# Problem requirements
Exact repetition of every entry is required.

begin Exercise material

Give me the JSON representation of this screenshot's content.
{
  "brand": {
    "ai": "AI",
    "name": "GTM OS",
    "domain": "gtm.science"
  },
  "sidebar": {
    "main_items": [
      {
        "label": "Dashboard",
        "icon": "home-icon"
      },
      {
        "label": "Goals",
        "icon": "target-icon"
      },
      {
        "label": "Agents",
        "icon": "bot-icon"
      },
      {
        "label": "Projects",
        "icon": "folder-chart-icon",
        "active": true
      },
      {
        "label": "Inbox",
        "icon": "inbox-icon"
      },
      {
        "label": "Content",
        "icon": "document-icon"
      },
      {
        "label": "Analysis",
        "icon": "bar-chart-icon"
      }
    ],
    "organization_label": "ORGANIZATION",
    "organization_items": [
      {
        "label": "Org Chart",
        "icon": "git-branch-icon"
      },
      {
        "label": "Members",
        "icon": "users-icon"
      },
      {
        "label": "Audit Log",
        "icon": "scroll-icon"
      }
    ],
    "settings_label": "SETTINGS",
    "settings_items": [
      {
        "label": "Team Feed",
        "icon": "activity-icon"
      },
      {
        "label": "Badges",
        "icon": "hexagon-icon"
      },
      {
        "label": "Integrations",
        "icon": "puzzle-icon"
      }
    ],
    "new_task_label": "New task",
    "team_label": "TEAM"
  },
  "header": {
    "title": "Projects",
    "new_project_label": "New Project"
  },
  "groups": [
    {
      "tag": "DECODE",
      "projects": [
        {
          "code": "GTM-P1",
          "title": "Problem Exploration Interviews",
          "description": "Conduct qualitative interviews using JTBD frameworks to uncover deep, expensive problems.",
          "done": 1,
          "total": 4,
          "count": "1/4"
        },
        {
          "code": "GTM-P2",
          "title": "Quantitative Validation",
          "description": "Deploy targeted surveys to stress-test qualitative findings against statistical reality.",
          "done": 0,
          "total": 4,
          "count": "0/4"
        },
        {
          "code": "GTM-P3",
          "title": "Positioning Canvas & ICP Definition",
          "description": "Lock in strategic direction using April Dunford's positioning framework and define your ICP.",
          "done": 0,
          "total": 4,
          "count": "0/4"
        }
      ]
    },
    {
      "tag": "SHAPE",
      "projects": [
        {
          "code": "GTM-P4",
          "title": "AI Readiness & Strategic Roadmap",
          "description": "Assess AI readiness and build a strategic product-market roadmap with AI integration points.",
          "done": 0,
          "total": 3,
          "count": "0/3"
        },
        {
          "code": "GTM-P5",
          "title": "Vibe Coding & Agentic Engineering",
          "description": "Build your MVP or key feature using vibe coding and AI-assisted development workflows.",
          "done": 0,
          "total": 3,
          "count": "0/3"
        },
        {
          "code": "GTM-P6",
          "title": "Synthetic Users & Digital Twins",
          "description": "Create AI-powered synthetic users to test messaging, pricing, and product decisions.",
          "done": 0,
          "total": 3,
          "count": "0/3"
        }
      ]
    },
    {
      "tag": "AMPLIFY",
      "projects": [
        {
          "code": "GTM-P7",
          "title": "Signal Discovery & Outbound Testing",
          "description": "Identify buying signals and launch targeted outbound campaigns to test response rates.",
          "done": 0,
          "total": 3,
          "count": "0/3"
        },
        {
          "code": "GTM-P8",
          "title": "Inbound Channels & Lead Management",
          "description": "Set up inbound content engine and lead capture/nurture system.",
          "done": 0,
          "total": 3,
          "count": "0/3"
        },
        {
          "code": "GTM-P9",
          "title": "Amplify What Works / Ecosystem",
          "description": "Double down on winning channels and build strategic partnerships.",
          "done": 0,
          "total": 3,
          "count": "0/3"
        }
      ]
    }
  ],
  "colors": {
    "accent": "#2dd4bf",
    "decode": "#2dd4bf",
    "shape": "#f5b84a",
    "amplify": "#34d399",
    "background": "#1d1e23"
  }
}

end Exercise material

# The solution
Give me the JSON representation of this screenshot's content.
{
  "brand": {
    "ai": "AI",
    "name": "GTM OS",
    "domain": "gtm.science"
  },
  "sidebar": {
    "main_items": [
      {
        "label": "Dashboard",
        "icon": "home-icon"
      },
      {
        "label": "Goals",
        "icon": "target-icon"
      },
      {
        "label": "Agents",
        "icon": "bot-icon"
      },
      {
        "label": "Projects",
        "icon": "folder-chart-icon",
        "active": true
      },
      {
        "label": "Inbox",
        "icon": "inbox-icon"
      },
      {
        "label": "Content",
        "icon": "document-icon"
      },
      {
        "label": "Analysis",
        "icon": "bar-chart-icon"
      }
    ],
    "organization_label": "ORGANIZATION",
    "organization_items": [
      {
        "label": "Org Chart",
        "icon": "git-branch-icon"
      },
      {
        "label": "Members",
        "icon": "users-icon"
      },
      {
        "label": "Audit Log",
        "icon": "scroll-icon"
      }
    ],
    "settings_label": "SETTINGS",
    "settings_items": [
      {
        "label": "Team Feed",
        "icon": "activity-icon"
      },
      {
        "label": "Badges",
        "icon": "hexagon-icon"
      },
      {
        "label": "Integrations",
        "icon": "puzzle-icon"
      }
    ],
    "new_task_label": "New task",
    "team_label": "TEAM"
  },
  "header": {
    "title": "Projects",
    "new_project_label": "New Project"
  },
  "groups": [
    {
      "tag": "DECODE",
      "projects": [
        {
          "code": "GTM-P1",
          "title": "Problem Exploration Interviews",
          "description": "Conduct qualitative interviews using JTBD frameworks to uncover deep, expensive problems.",
          "done": 1,
          "total": 4,
          "count": "1/4"
        },
        {
          "code": "GTM-P2",
          "title": "Quantitative Validation",
          "description": "Deploy targeted surveys to stress-test qualitative findings against statistical reality.",
          "done": 0,
          "total": 4,
          "count": "0/4"
        },
        {
          "code": "GTM-P3",
          "title": "Positioning Canvas & ICP Definition",
          "description": "Lock in strategic direction using April Dunford's positioning framework and define your ICP.",
          "done": 0,
          "total": 4,
          "count": "0/4"
        }
      ]
    },
    {
      "tag": "SHAPE",
      "projects": [
        {
          "code": "GTM-P4",
          "title": "AI Readiness & Strategic Roadmap",
          "description": "Assess AI readiness and build a strategic product-market roadmap with AI integration points.",
          "done": 0,
          "total": 3,
          "count": "0/3"
        },
        {
          "code": "GTM-P5",
          "title": "Vibe Coding & Agentic Engineering",
          "description": "Build your MVP or key feature using vibe coding and AI-assisted development workflows.",
          "done": 0,
          "total": 3,
          "count": "0/3"
        },
        {
          "code": "GTM-P6",
          "title": "Synthetic Users & Digital Twins",
          "description": "Create AI-powered synthetic users to test messaging, pricing, and product decisions.",
          "done": 0,
          "total": 3,
          "count": "0/3"
        }
      ]
    },
    {
      "tag": "AMPLIFY",
      "projects": [
        {
          "code": "GTM-P7",
          "title": "Signal Discovery & Outbound Testing",
          "description": "Identify buying signals and launch targeted outbound campaigns to test response rates.",
          "done": 0,
          "total": 3,
          "count": "0/3"
        },
        {
          "code": "GTM-P8",
          "title": "Inbound Channels & Lead Management",
          "description": "Set up inbound content engine and lead capture/nurture system.",
          "done": 0,
          "total": 3,
          "count": "0/3"
        },
        {
          "code": "GTM-P9",
          "title": "Amplify What Works / Ecosystem",
          "description": "Double down on winning channels and build strategic partnerships.",
          "done": 0,
          "total": 3,
          "count": "0/3"
        }
      ]
    }
  ],
  "colors": {
    "accent": "#2dd4bf",
    "decode": "#2dd4bf",
    "shape": "#f5b84a",
    "amplify": "#34d399",
    "background": "#1d1e23"
  }
}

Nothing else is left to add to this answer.